**Task requirements:** Reproduce all of the items below, substituting "bounding rectangles" for every occurrence of "bounding boxes" and leaving everything else unchanged.

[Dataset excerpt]
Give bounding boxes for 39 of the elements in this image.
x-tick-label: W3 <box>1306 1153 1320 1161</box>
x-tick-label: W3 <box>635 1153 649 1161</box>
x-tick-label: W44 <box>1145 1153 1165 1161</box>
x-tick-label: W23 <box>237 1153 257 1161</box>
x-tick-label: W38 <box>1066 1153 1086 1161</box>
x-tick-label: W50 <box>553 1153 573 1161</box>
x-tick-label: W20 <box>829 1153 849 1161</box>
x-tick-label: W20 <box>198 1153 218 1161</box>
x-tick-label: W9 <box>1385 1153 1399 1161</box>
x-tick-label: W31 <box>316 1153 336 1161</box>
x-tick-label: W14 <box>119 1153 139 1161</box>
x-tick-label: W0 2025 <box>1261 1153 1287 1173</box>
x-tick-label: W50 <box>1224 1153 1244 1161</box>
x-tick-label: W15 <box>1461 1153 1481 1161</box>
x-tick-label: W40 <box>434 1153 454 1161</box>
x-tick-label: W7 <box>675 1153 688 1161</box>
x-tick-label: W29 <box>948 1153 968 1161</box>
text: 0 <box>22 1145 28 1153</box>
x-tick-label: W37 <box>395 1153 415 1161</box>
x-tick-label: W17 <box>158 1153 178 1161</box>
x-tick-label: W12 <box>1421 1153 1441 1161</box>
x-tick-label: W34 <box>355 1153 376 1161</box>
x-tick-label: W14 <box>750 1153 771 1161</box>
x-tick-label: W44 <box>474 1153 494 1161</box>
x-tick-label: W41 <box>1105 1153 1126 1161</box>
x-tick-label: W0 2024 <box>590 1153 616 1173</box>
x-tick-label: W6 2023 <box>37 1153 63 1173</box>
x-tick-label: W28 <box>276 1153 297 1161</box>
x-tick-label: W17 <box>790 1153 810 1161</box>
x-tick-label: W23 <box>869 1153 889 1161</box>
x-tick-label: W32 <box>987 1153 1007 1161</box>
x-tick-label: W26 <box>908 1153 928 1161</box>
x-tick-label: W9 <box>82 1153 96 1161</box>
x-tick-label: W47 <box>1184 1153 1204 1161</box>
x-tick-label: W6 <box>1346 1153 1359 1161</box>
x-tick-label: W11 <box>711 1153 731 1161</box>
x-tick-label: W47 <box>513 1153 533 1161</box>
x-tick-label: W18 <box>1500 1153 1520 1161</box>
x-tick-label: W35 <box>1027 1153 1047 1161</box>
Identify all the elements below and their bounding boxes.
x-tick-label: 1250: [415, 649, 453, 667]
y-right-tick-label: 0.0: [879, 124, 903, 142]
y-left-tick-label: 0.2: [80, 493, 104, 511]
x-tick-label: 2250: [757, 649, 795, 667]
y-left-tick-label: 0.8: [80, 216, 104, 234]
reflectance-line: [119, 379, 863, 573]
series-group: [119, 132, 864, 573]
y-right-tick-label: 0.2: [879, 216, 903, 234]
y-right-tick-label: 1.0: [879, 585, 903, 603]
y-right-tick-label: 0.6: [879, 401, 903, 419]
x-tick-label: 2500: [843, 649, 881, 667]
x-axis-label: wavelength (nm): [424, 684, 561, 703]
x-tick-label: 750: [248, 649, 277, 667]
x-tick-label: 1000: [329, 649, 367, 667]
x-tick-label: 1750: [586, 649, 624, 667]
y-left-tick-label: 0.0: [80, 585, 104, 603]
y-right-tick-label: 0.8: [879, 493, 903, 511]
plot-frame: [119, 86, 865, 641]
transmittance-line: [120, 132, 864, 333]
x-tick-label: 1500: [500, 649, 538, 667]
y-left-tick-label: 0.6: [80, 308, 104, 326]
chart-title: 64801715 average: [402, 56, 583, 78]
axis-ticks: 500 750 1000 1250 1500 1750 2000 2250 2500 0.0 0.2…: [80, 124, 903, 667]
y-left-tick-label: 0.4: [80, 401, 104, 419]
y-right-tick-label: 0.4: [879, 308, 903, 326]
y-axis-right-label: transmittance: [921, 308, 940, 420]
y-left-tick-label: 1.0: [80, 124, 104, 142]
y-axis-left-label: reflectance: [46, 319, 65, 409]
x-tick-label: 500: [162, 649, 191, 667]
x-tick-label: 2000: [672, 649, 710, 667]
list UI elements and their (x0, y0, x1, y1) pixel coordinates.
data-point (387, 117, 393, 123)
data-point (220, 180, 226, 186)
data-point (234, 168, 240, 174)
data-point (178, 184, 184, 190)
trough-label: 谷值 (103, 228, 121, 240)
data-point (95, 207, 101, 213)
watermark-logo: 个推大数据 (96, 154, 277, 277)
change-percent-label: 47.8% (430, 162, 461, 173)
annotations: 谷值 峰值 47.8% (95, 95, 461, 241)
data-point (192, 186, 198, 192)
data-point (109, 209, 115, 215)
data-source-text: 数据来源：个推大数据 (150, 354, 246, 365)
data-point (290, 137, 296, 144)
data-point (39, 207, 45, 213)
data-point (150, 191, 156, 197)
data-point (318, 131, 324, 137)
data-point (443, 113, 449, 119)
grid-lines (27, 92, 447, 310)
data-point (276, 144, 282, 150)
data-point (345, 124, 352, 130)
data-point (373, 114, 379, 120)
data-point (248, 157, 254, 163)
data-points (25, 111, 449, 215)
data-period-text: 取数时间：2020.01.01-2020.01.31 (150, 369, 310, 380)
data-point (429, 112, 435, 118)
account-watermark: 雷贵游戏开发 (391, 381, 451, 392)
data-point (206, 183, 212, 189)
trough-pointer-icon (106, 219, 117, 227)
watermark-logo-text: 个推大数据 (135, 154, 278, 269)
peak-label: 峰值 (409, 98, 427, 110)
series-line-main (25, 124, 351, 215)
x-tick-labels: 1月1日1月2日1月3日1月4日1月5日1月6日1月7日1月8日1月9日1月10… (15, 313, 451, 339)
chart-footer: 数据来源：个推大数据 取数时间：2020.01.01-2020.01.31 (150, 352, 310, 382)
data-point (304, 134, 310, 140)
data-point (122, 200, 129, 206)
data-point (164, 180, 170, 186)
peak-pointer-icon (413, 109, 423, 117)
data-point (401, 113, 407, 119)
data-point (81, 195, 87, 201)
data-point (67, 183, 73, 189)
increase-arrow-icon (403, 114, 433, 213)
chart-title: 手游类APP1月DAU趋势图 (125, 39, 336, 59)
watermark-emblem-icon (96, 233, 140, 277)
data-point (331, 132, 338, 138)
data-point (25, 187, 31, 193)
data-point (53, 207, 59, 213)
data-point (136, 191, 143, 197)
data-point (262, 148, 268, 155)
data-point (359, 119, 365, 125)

**Exercise answer:**
Give bounding rectangles for 39 of the elements in this image.
x-tick-label: W3 <box>1306 1153 1320 1161</box>
x-tick-label: W3 <box>635 1153 649 1161</box>
x-tick-label: W44 <box>1145 1153 1165 1161</box>
x-tick-label: W23 <box>237 1153 257 1161</box>
x-tick-label: W38 <box>1066 1153 1086 1161</box>
x-tick-label: W50 <box>553 1153 573 1161</box>
x-tick-label: W20 <box>829 1153 849 1161</box>
x-tick-label: W20 <box>198 1153 218 1161</box>
x-tick-label: W9 <box>1385 1153 1399 1161</box>
x-tick-label: W31 <box>316 1153 336 1161</box>
x-tick-label: W14 <box>119 1153 139 1161</box>
x-tick-label: W0 2025 <box>1261 1153 1287 1173</box>
x-tick-label: W50 <box>1224 1153 1244 1161</box>
x-tick-label: W15 <box>1461 1153 1481 1161</box>
x-tick-label: W40 <box>434 1153 454 1161</box>
x-tick-label: W7 <box>675 1153 688 1161</box>
x-tick-label: W29 <box>948 1153 968 1161</box>
text: 0 <box>22 1145 28 1153</box>
x-tick-label: W37 <box>395 1153 415 1161</box>
x-tick-label: W17 <box>158 1153 178 1161</box>
x-tick-label: W12 <box>1421 1153 1441 1161</box>
x-tick-label: W34 <box>355 1153 376 1161</box>
x-tick-label: W14 <box>750 1153 771 1161</box>
x-tick-label: W44 <box>474 1153 494 1161</box>
x-tick-label: W41 <box>1105 1153 1126 1161</box>
x-tick-label: W0 2024 <box>590 1153 616 1173</box>
x-tick-label: W6 2023 <box>37 1153 63 1173</box>
x-tick-label: W28 <box>276 1153 297 1161</box>
x-tick-label: W17 <box>790 1153 810 1161</box>
x-tick-label: W23 <box>869 1153 889 1161</box>
x-tick-label: W32 <box>987 1153 1007 1161</box>
x-tick-label: W26 <box>908 1153 928 1161</box>
x-tick-label: W9 <box>82 1153 96 1161</box>
x-tick-label: W47 <box>1184 1153 1204 1161</box>
x-tick-label: W6 <box>1346 1153 1359 1161</box>
x-tick-label: W11 <box>711 1153 731 1161</box>
x-tick-label: W47 <box>513 1153 533 1161</box>
x-tick-label: W18 <box>1500 1153 1520 1161</box>
x-tick-label: W35 <box>1027 1153 1047 1161</box>
Identify all the elements below and their bounding rectangles.
x-tick-label: 1250: [415, 649, 453, 667]
y-right-tick-label: 0.0: [879, 124, 903, 142]
y-left-tick-label: 0.2: [80, 493, 104, 511]
x-tick-label: 2250: [757, 649, 795, 667]
y-left-tick-label: 0.8: [80, 216, 104, 234]
reflectance-line: [119, 379, 863, 573]
series-group: [119, 132, 864, 573]
y-right-tick-label: 0.2: [879, 216, 903, 234]
y-right-tick-label: 1.0: [879, 585, 903, 603]
y-right-tick-label: 0.6: [879, 401, 903, 419]
x-tick-label: 2500: [843, 649, 881, 667]
x-axis-label: wavelength (nm): [424, 684, 561, 703]
x-tick-label: 750: [248, 649, 277, 667]
x-tick-label: 1000: [329, 649, 367, 667]
x-tick-label: 1750: [586, 649, 624, 667]
y-left-tick-label: 0.0: [80, 585, 104, 603]
y-right-tick-label: 0.8: [879, 493, 903, 511]
plot-frame: [119, 86, 865, 641]
transmittance-line: [120, 132, 864, 333]
x-tick-label: 1500: [500, 649, 538, 667]
y-left-tick-label: 0.6: [80, 308, 104, 326]
chart-title: 64801715 average: [402, 56, 583, 78]
axis-ticks: 500 750 1000 1250 1500 1750 2000 2250 2500 0.0 0.2…: [80, 124, 903, 667]
y-left-tick-label: 0.4: [80, 401, 104, 419]
y-right-tick-label: 0.4: [879, 308, 903, 326]
y-axis-right-label: transmittance: [921, 308, 940, 420]
y-left-tick-label: 1.0: [80, 124, 104, 142]
y-axis-left-label: reflectance: [46, 319, 65, 409]
x-tick-label: 500: [162, 649, 191, 667]
x-tick-label: 2000: [672, 649, 710, 667]
list UI elements and their (x0, y0, x1, y1) pixel coordinates.
data-point (387, 117, 393, 123)
data-point (220, 180, 226, 186)
data-point (234, 168, 240, 174)
data-point (178, 184, 184, 190)
trough-label: 谷值 (103, 228, 121, 240)
data-point (95, 207, 101, 213)
watermark-logo: 个推大数据 (96, 154, 277, 277)
change-percent-label: 47.8% (430, 162, 461, 173)
annotations: 谷值 峰值 47.8% (95, 95, 461, 241)
data-point (192, 186, 198, 192)
data-point (109, 209, 115, 215)
data-source-text: 数据来源：个推大数据 (150, 354, 246, 365)
data-point (290, 137, 296, 144)
data-point (39, 207, 45, 213)
data-point (150, 191, 156, 197)
data-point (318, 131, 324, 137)
data-point (443, 113, 449, 119)
grid-lines (27, 92, 447, 310)
data-point (276, 144, 282, 150)
data-point (345, 124, 352, 130)
data-point (373, 114, 379, 120)
data-point (248, 157, 254, 163)
data-points (25, 111, 449, 215)
data-period-text: 取数时间：2020.01.01-2020.01.31 (150, 369, 310, 380)
data-point (429, 112, 435, 118)
account-watermark: 雷贵游戏开发 (391, 381, 451, 392)
data-point (206, 183, 212, 189)
trough-pointer-icon (106, 219, 117, 227)
watermark-logo-text: 个推大数据 (135, 154, 278, 269)
peak-label: 峰值 (409, 98, 427, 110)
series-line-main (25, 124, 351, 215)
x-tick-labels: 1月1日1月2日1月3日1月4日1月5日1月6日1月7日1月8日1月9日1月10… (15, 313, 451, 339)
chart-footer: 数据来源：个推大数据 取数时间：2020.01.01-2020.01.31 (150, 352, 310, 382)
data-point (304, 134, 310, 140)
data-point (122, 200, 129, 206)
data-point (164, 180, 170, 186)
peak-pointer-icon (413, 109, 423, 117)
data-point (401, 113, 407, 119)
data-point (81, 195, 87, 201)
data-point (67, 183, 73, 189)
increase-arrow-icon (403, 114, 433, 213)
chart-title: 手游类APP1月DAU趋势图 (125, 39, 336, 59)
watermark-emblem-icon (96, 233, 140, 277)
data-point (331, 132, 338, 138)
data-point (25, 187, 31, 193)
data-point (53, 207, 59, 213)
data-point (136, 191, 143, 197)
data-point (262, 148, 268, 155)
data-point (359, 119, 365, 125)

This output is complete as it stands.